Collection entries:
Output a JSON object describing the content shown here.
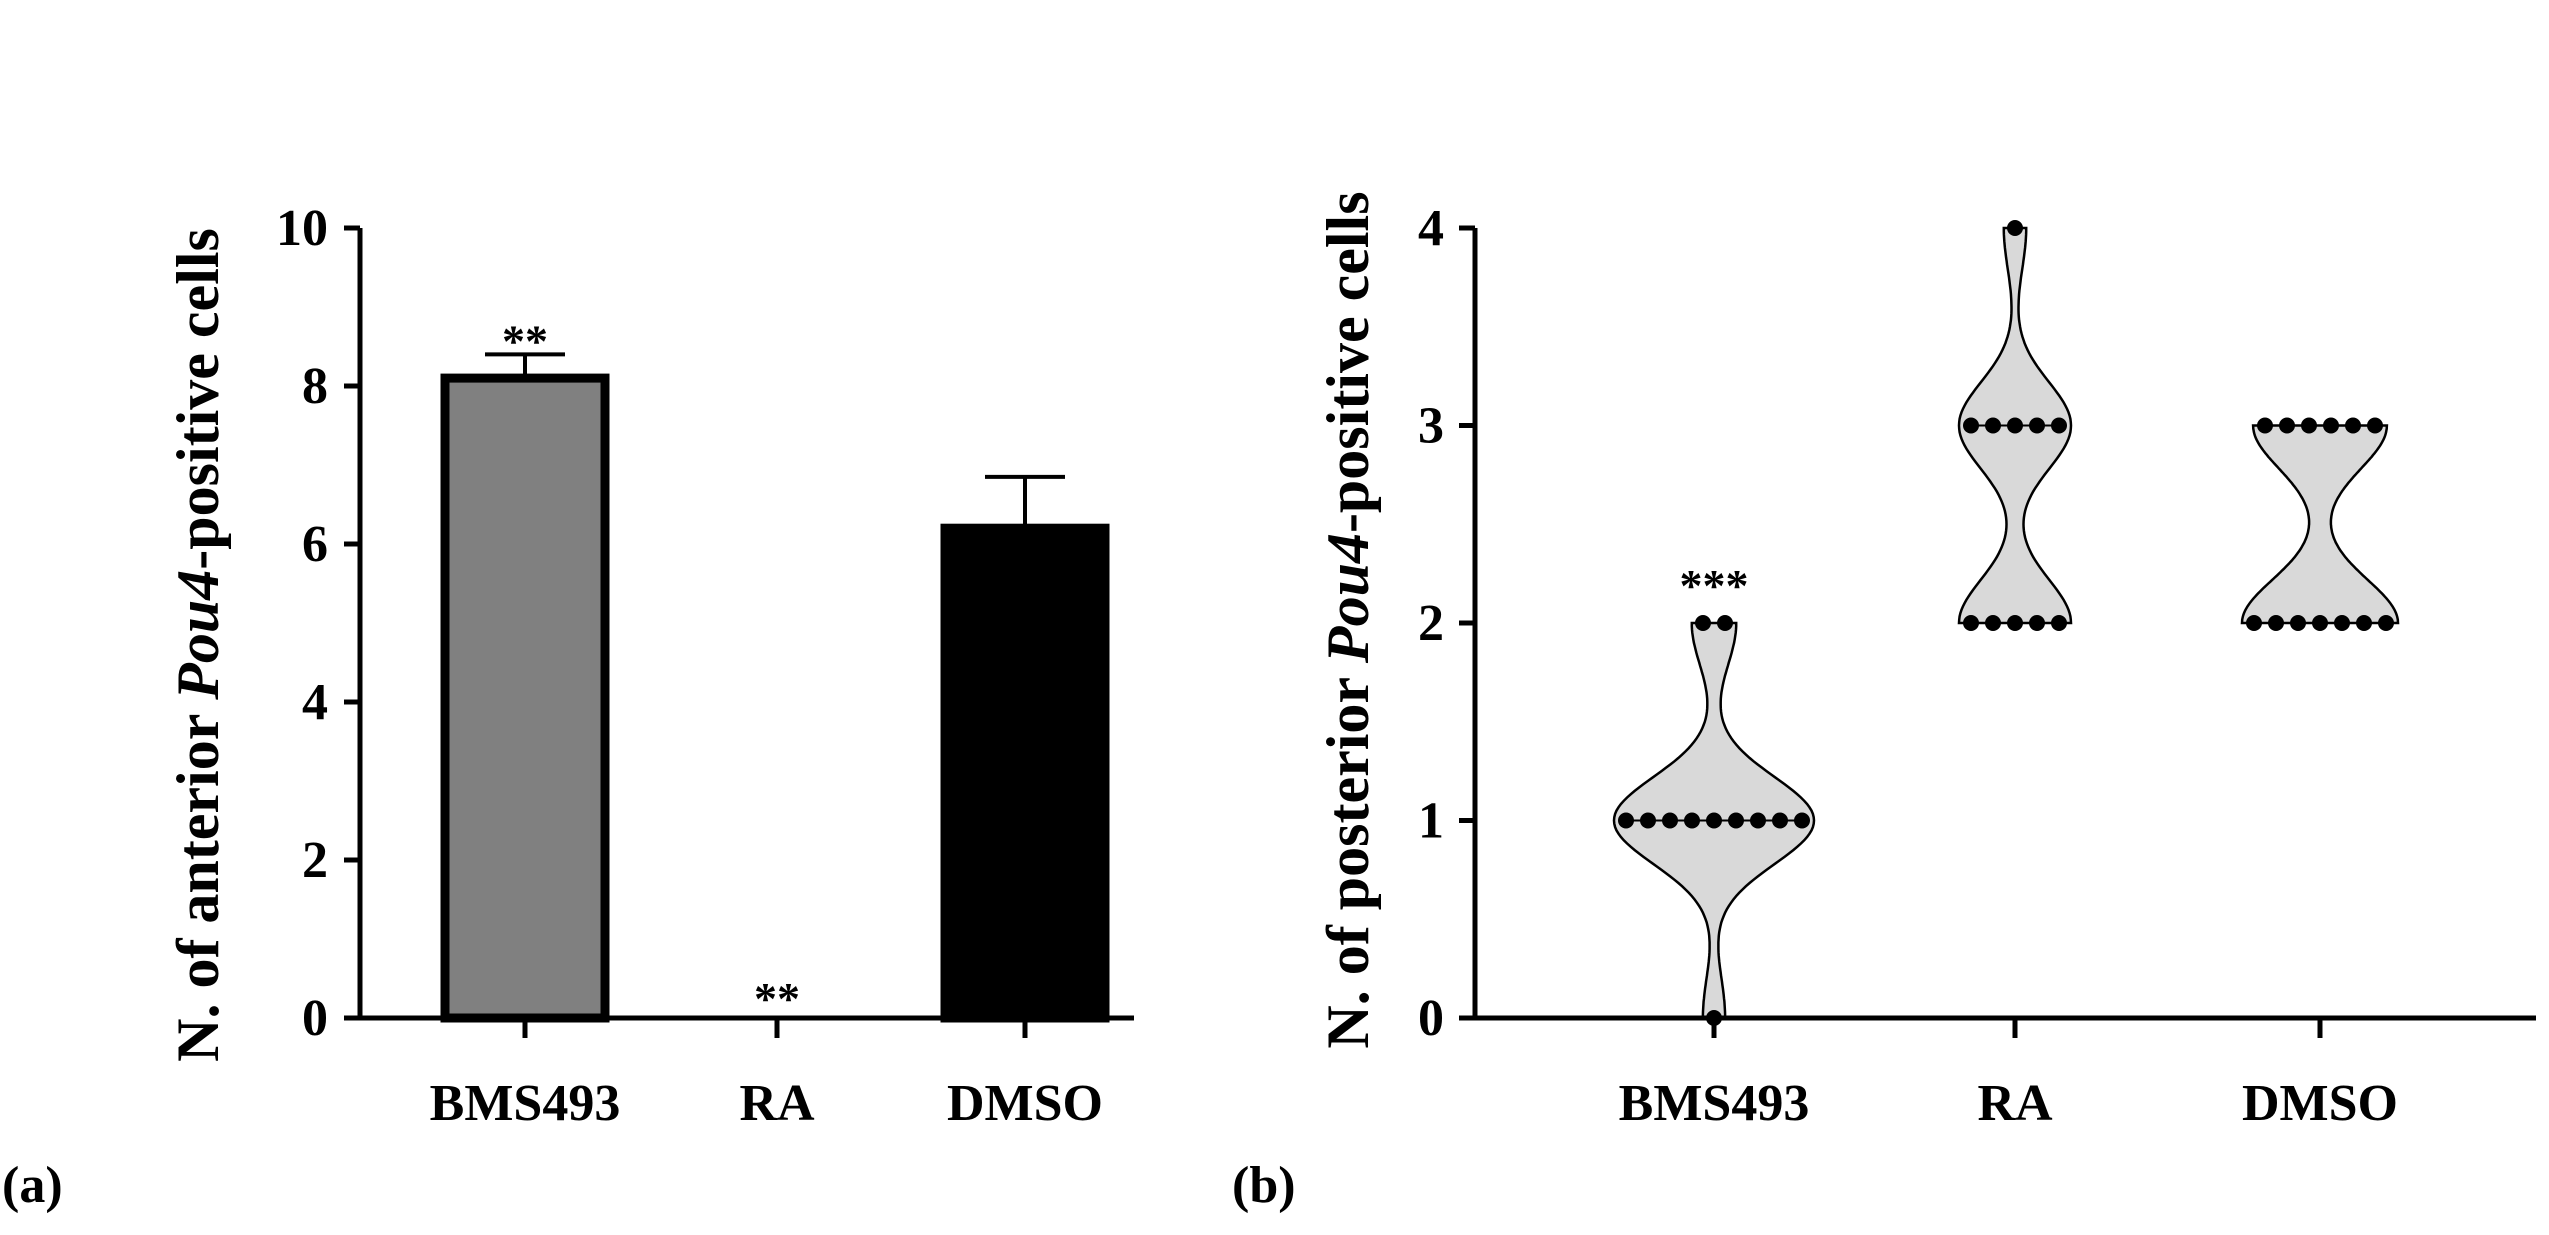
{
  "chart_data": [
    {
      "type": "bar",
      "panel_label": "(a)",
      "ylabel_parts": [
        "N. of anterior ",
        "Pou4",
        "-positive cells"
      ],
      "categories": [
        "BMS493",
        "RA",
        "DMSO"
      ],
      "values": [
        8.1,
        0,
        6.2
      ],
      "errors": [
        0.3,
        0,
        0.65
      ],
      "significance": [
        "**",
        "**",
        ""
      ],
      "ylim": [
        0,
        10
      ],
      "yticks": [
        "0",
        "2",
        "4",
        "6",
        "8",
        "10"
      ],
      "colors": [
        "#808080",
        "#808080",
        "#000000"
      ],
      "edge_color": "#000000"
    },
    {
      "type": "violin",
      "panel_label": "(b)",
      "ylabel_parts": [
        "N. of posterior ",
        "Pou4",
        "-positive cells"
      ],
      "categories": [
        "BMS493",
        "RA",
        "DMSO"
      ],
      "significance": [
        "***",
        "",
        ""
      ],
      "ylim": [
        0,
        4
      ],
      "yticks": [
        "0",
        "1",
        "2",
        "3",
        "4"
      ],
      "fill_color": "#d9d9d9",
      "groups": [
        {
          "name": "BMS493",
          "points": [
            0,
            1,
            1,
            1,
            1,
            1,
            1,
            1,
            1,
            1,
            2,
            2
          ]
        },
        {
          "name": "RA",
          "points": [
            2,
            2,
            2,
            2,
            2,
            3,
            3,
            3,
            3,
            3,
            4
          ]
        },
        {
          "name": "DMSO",
          "points": [
            2,
            2,
            2,
            2,
            2,
            2,
            2,
            3,
            3,
            3,
            3,
            3,
            3
          ]
        }
      ]
    }
  ]
}
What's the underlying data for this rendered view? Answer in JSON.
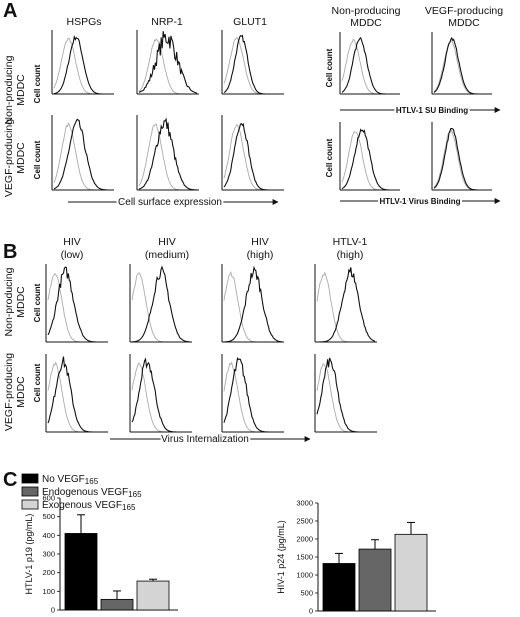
{
  "panel_a": {
    "letter": "A",
    "columns": [
      "HSPGs",
      "NRP-1",
      "GLUT1"
    ],
    "rows": [
      {
        "l1": "Non-producing",
        "l2": "MDDC"
      },
      {
        "l1": "VEGF-producing",
        "l2": "MDDC"
      }
    ],
    "right_columns": [
      {
        "l1": "Non-producing",
        "l2": "MDDC"
      },
      {
        "l1": "VEGF-producing",
        "l2": "MDDC"
      }
    ],
    "y_label": "Cell count",
    "x_label_left": "Cell surface expression",
    "x_label_su": "HTLV-1 SU Binding",
    "x_label_virus": "HTLV-1 Virus Binding"
  },
  "panel_b": {
    "letter": "B",
    "columns": [
      {
        "l1": "HIV",
        "l2": "(low)"
      },
      {
        "l1": "HIV",
        "l2": "(medium)"
      },
      {
        "l1": "HIV",
        "l2": "(high)"
      },
      {
        "l1": "HTLV-1",
        "l2": "(high)"
      }
    ],
    "rows": [
      {
        "l1": "Non-producing",
        "l2": "MDDC"
      },
      {
        "l1": "VEGF-producing",
        "l2": "MDDC"
      }
    ],
    "y_label": "Cell count",
    "x_label": "Virus Internalization"
  },
  "panel_c": {
    "letter": "C",
    "legend": [
      {
        "label": "No VEGF",
        "sub": "165",
        "color": "#000000"
      },
      {
        "label": "Endogenous VEGF",
        "sub": "165",
        "color": "#666666"
      },
      {
        "label": "Exogenous VEGF",
        "sub": "165",
        "color": "#d4d4d4"
      }
    ]
  },
  "chart_data": [
    {
      "type": "bar",
      "ylabel": "HTLV-1 p19 (pg/mL)",
      "ylim": [
        0,
        600
      ],
      "yticks": [
        "0",
        "100",
        "200",
        "300",
        "400",
        "500",
        "600"
      ],
      "series": [
        {
          "name": "No VEGF165",
          "value": 410,
          "error": 100
        },
        {
          "name": "Endogenous VEGF165",
          "value": 57,
          "error": 45
        },
        {
          "name": "Exogenous VEGF165",
          "value": 155,
          "error": 10
        }
      ]
    },
    {
      "type": "bar",
      "ylabel": "HIV-1 p24 (pg/mL)",
      "ylim": [
        0,
        3000
      ],
      "yticks": [
        "0",
        "500",
        "1000",
        "1500",
        "2000",
        "2500",
        "3000"
      ],
      "series": [
        {
          "name": "No VEGF165",
          "value": 1320,
          "error": 280
        },
        {
          "name": "Endogenous VEGF165",
          "value": 1720,
          "error": 260
        },
        {
          "name": "Exogenous VEGF165",
          "value": 2130,
          "error": 330
        }
      ]
    }
  ]
}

> [The problem]: Would you write out each entry word for word and omit the images?

> [Answer box]:
Output a JSON object describing the content shown here.
{
  "chart_data": [
    {
      "type": "bar",
      "panel_label": "(a)",
      "ylabel_parts": [
        "N. of anterior ",
        "Pou4",
        "-positive cells"
      ],
      "categories": [
        "BMS493",
        "RA",
        "DMSO"
      ],
      "values": [
        8.1,
        0,
        6.2
      ],
      "errors": [
        0.3,
        0,
        0.65
      ],
      "significance": [
        "**",
        "**",
        ""
      ],
      "ylim": [
        0,
        10
      ],
      "yticks": [
        "0",
        "2",
        "4",
        "6",
        "8",
        "10"
      ],
      "colors": [
        "#808080",
        "#808080",
        "#000000"
      ],
      "edge_color": "#000000"
    },
    {
      "type": "violin",
      "panel_label": "(b)",
      "ylabel_parts": [
        "N. of posterior ",
        "Pou4",
        "-positive cells"
      ],
      "categories": [
        "BMS493",
        "RA",
        "DMSO"
      ],
      "significance": [
        "***",
        "",
        ""
      ],
      "ylim": [
        0,
        4
      ],
      "yticks": [
        "0",
        "1",
        "2",
        "3",
        "4"
      ],
      "fill_color": "#d9d9d9",
      "groups": [
        {
          "name": "BMS493",
          "points": [
            0,
            1,
            1,
            1,
            1,
            1,
            1,
            1,
            1,
            1,
            2,
            2
          ]
        },
        {
          "name": "RA",
          "points": [
            2,
            2,
            2,
            2,
            2,
            3,
            3,
            3,
            3,
            3,
            4
          ]
        },
        {
          "name": "DMSO",
          "points": [
            2,
            2,
            2,
            2,
            2,
            2,
            2,
            3,
            3,
            3,
            3,
            3,
            3
          ]
        }
      ]
    }
  ]
}
What's the underlying data for this rendered view? Answer in JSON.
{
  "panel_a": {
    "letter": "A",
    "columns": [
      "HSPGs",
      "NRP-1",
      "GLUT1"
    ],
    "rows": [
      {
        "l1": "Non-producing",
        "l2": "MDDC"
      },
      {
        "l1": "VEGF-producing",
        "l2": "MDDC"
      }
    ],
    "right_columns": [
      {
        "l1": "Non-producing",
        "l2": "MDDC"
      },
      {
        "l1": "VEGF-producing",
        "l2": "MDDC"
      }
    ],
    "y_label": "Cell count",
    "x_label_left": "Cell surface expression",
    "x_label_su": "HTLV-1 SU Binding",
    "x_label_virus": "HTLV-1 Virus Binding"
  },
  "panel_b": {
    "letter": "B",
    "columns": [
      {
        "l1": "HIV",
        "l2": "(low)"
      },
      {
        "l1": "HIV",
        "l2": "(medium)"
      },
      {
        "l1": "HIV",
        "l2": "(high)"
      },
      {
        "l1": "HTLV-1",
        "l2": "(high)"
      }
    ],
    "rows": [
      {
        "l1": "Non-producing",
        "l2": "MDDC"
      },
      {
        "l1": "VEGF-producing",
        "l2": "MDDC"
      }
    ],
    "y_label": "Cell count",
    "x_label": "Virus Internalization"
  },
  "panel_c": {
    "letter": "C",
    "legend": [
      {
        "label": "No VEGF",
        "sub": "165",
        "color": "#000000"
      },
      {
        "label": "Endogenous VEGF",
        "sub": "165",
        "color": "#666666"
      },
      {
        "label": "Exogenous VEGF",
        "sub": "165",
        "color": "#d4d4d4"
      }
    ]
  },
  "chart_data": [
    {
      "type": "bar",
      "ylabel": "HTLV-1 p19 (pg/mL)",
      "ylim": [
        0,
        600
      ],
      "yticks": [
        "0",
        "100",
        "200",
        "300",
        "400",
        "500",
        "600"
      ],
      "series": [
        {
          "name": "No VEGF165",
          "value": 410,
          "error": 100
        },
        {
          "name": "Endogenous VEGF165",
          "value": 57,
          "error": 45
        },
        {
          "name": "Exogenous VEGF165",
          "value": 155,
          "error": 10
        }
      ]
    },
    {
      "type": "bar",
      "ylabel": "HIV-1 p24 (pg/mL)",
      "ylim": [
        0,
        3000
      ],
      "yticks": [
        "0",
        "500",
        "1000",
        "1500",
        "2000",
        "2500",
        "3000"
      ],
      "series": [
        {
          "name": "No VEGF165",
          "value": 1320,
          "error": 280
        },
        {
          "name": "Endogenous VEGF165",
          "value": 1720,
          "error": 260
        },
        {
          "name": "Exogenous VEGF165",
          "value": 2130,
          "error": 330
        }
      ]
    }
  ]
}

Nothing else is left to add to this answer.